▶ DIRECTION
Report the count of lines below in which the string "weather" occurs; include nothing else.

▶ WORKING DATA

○ ○ ○ ○ ○ ○ ○

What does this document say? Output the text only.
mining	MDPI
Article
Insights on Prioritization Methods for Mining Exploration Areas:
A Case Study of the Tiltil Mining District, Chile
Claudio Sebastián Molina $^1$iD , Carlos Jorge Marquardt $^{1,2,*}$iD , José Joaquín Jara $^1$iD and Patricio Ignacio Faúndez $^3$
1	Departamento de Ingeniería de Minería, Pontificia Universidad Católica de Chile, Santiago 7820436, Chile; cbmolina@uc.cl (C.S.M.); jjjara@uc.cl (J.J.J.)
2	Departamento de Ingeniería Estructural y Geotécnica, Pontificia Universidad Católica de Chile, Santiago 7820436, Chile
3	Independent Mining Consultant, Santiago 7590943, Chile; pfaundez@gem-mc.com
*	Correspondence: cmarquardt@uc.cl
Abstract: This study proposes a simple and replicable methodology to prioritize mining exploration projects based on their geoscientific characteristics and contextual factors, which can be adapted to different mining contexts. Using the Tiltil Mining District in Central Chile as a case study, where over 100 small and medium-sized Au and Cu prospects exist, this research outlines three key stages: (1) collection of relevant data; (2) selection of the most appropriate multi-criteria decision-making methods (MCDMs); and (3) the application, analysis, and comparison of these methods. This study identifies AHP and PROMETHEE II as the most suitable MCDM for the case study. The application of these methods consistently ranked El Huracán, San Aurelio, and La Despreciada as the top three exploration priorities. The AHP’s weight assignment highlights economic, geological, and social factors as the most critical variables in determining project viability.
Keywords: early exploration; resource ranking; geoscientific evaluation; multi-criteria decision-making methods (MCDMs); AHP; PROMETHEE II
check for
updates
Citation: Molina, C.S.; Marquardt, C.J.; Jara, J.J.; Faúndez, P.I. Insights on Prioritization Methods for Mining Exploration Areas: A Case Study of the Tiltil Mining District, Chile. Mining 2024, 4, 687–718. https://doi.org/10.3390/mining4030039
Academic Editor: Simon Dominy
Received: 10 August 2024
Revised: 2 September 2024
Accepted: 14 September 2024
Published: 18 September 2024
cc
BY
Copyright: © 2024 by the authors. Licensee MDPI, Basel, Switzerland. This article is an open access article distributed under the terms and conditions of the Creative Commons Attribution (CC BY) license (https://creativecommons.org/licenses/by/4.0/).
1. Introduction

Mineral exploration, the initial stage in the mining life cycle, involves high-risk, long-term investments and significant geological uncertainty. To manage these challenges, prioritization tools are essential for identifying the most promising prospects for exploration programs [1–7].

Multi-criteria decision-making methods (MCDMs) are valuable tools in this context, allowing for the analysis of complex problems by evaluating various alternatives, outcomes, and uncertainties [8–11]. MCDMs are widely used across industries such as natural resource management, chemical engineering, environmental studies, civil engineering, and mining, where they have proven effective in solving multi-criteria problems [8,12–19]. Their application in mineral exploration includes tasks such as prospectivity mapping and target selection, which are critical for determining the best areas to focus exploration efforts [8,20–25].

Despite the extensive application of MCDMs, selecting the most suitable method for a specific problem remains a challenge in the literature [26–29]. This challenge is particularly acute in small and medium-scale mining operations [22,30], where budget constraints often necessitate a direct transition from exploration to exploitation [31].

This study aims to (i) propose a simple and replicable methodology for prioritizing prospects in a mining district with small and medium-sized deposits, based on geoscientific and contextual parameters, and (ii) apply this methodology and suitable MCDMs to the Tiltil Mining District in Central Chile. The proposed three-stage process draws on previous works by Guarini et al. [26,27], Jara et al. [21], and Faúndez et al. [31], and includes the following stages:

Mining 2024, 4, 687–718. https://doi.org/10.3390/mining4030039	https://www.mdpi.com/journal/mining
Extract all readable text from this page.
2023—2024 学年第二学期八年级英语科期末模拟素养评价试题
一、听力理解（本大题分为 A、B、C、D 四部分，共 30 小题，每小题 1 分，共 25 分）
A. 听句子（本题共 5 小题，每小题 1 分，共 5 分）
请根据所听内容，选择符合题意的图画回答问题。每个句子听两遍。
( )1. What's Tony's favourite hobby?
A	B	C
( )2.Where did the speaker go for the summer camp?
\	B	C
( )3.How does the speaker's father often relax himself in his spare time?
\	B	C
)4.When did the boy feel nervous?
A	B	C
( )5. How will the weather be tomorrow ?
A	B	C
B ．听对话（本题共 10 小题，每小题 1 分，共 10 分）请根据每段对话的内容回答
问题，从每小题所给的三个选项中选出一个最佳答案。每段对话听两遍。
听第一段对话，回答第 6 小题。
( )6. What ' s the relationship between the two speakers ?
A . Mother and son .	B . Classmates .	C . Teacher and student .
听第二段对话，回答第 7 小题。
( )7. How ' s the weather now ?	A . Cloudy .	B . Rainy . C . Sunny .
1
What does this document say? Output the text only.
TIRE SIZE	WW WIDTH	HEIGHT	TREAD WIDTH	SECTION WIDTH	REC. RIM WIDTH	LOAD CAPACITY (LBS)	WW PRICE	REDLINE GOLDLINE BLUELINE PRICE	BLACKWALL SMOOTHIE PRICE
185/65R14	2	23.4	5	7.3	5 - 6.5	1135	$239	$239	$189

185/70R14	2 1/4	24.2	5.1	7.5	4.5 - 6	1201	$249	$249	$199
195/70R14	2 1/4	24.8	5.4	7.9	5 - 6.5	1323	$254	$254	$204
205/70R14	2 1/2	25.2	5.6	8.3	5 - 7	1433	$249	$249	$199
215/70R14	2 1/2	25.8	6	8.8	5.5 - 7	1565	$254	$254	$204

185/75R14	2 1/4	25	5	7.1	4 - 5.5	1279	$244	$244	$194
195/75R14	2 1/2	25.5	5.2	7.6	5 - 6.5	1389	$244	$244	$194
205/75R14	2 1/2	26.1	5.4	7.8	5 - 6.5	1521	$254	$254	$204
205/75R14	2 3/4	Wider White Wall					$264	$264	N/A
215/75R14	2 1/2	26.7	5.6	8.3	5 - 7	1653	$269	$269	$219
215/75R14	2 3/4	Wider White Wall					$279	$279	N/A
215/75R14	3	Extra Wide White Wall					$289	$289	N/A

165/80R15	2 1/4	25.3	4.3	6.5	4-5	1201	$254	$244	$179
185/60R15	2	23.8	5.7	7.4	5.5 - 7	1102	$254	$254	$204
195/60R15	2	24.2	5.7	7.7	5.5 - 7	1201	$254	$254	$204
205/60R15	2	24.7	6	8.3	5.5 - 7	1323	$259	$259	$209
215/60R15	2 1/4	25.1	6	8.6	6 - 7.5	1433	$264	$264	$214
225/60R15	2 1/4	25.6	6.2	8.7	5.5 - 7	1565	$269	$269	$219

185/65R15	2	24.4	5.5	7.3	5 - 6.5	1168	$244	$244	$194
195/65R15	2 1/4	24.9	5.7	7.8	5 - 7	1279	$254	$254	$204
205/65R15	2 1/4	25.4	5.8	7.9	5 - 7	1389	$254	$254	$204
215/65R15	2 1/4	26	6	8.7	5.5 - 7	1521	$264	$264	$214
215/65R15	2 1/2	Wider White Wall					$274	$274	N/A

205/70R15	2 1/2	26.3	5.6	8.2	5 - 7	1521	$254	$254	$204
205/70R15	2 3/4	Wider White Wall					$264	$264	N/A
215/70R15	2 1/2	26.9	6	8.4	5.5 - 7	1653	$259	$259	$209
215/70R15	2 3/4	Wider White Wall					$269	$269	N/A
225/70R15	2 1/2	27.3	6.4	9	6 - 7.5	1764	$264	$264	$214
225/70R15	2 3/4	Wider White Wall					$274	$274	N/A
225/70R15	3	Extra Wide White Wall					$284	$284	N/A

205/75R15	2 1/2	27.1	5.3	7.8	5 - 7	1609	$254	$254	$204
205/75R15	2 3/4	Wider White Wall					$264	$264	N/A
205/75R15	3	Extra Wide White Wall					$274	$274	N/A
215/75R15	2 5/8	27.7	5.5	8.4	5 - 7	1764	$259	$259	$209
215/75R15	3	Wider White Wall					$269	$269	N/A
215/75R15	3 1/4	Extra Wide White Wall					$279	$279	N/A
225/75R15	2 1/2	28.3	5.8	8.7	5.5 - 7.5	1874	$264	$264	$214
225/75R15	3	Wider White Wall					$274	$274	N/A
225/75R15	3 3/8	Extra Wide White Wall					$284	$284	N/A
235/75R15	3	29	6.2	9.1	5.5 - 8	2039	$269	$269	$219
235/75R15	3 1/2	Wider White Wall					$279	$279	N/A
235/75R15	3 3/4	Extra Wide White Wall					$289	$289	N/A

○ ○ ○ ○ ○ ○ ○

▶ FINAL ANSWER
2